Task instructions – Can you transcribe the data exactly? Leave the pictures out.

────────────────────────────────────────

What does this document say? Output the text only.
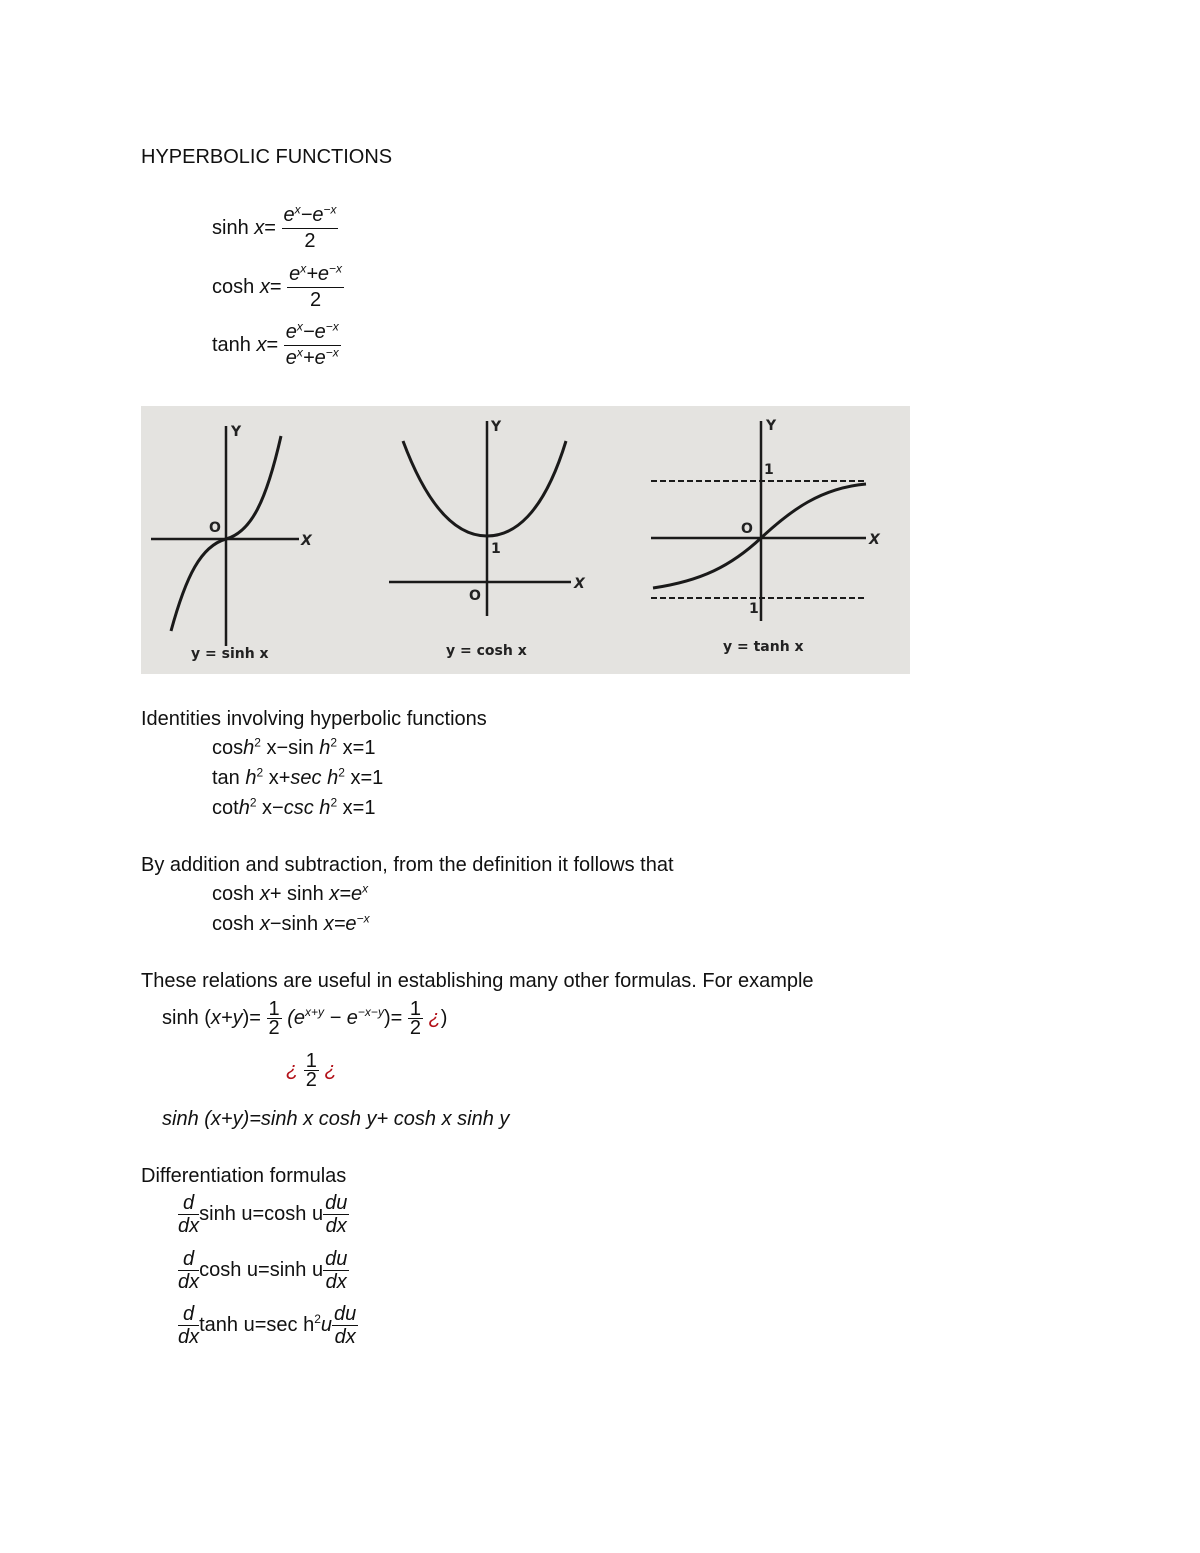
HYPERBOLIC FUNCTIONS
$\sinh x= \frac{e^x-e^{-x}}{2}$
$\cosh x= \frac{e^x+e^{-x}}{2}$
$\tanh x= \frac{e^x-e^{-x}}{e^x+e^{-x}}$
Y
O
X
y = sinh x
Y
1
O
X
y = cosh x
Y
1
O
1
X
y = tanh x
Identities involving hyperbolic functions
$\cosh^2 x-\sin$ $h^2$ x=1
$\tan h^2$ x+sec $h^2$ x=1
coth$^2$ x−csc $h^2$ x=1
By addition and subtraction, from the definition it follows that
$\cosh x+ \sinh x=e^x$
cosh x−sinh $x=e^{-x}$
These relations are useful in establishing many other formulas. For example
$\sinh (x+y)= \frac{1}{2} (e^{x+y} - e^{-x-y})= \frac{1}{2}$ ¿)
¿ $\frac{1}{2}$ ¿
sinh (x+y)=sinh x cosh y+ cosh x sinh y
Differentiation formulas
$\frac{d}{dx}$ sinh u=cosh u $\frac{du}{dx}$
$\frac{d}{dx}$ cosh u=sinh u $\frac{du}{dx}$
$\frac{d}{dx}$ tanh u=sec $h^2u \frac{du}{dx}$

────────────────────────────────────────

Written answer –
What does this document say? Output the text only.
HYPERBOLIC FUNCTIONS
$\sinh x= \frac{e^x-e^{-x}}{2}$
$\cosh x= \frac{e^x+e^{-x}}{2}$
$\tanh x= \frac{e^x-e^{-x}}{e^x+e^{-x}}$
Y
O
X
y = sinh x
Y
1
O
X
y = cosh x
Y
1
O
1
X
y = tanh x
Identities involving hyperbolic functions
$\cosh^2 x-\sin$ $h^2$ x=1
$\tan h^2$ x+sec $h^2$ x=1
coth$^2$ x−csc $h^2$ x=1
By addition and subtraction, from the definition it follows that
$\cosh x+ \sinh x=e^x$
cosh x−sinh $x=e^{-x}$
These relations are useful in establishing many other formulas. For example
$\sinh (x+y)= \frac{1}{2} (e^{x+y} - e^{-x-y})= \frac{1}{2}$ ¿)
¿ $\frac{1}{2}$ ¿
sinh (x+y)=sinh x cosh y+ cosh x sinh y
Differentiation formulas
$\frac{d}{dx}$ sinh u=cosh u $\frac{du}{dx}$
$\frac{d}{dx}$ cosh u=sinh u $\frac{du}{dx}$
$\frac{d}{dx}$ tanh u=sec $h^2u \frac{du}{dx}$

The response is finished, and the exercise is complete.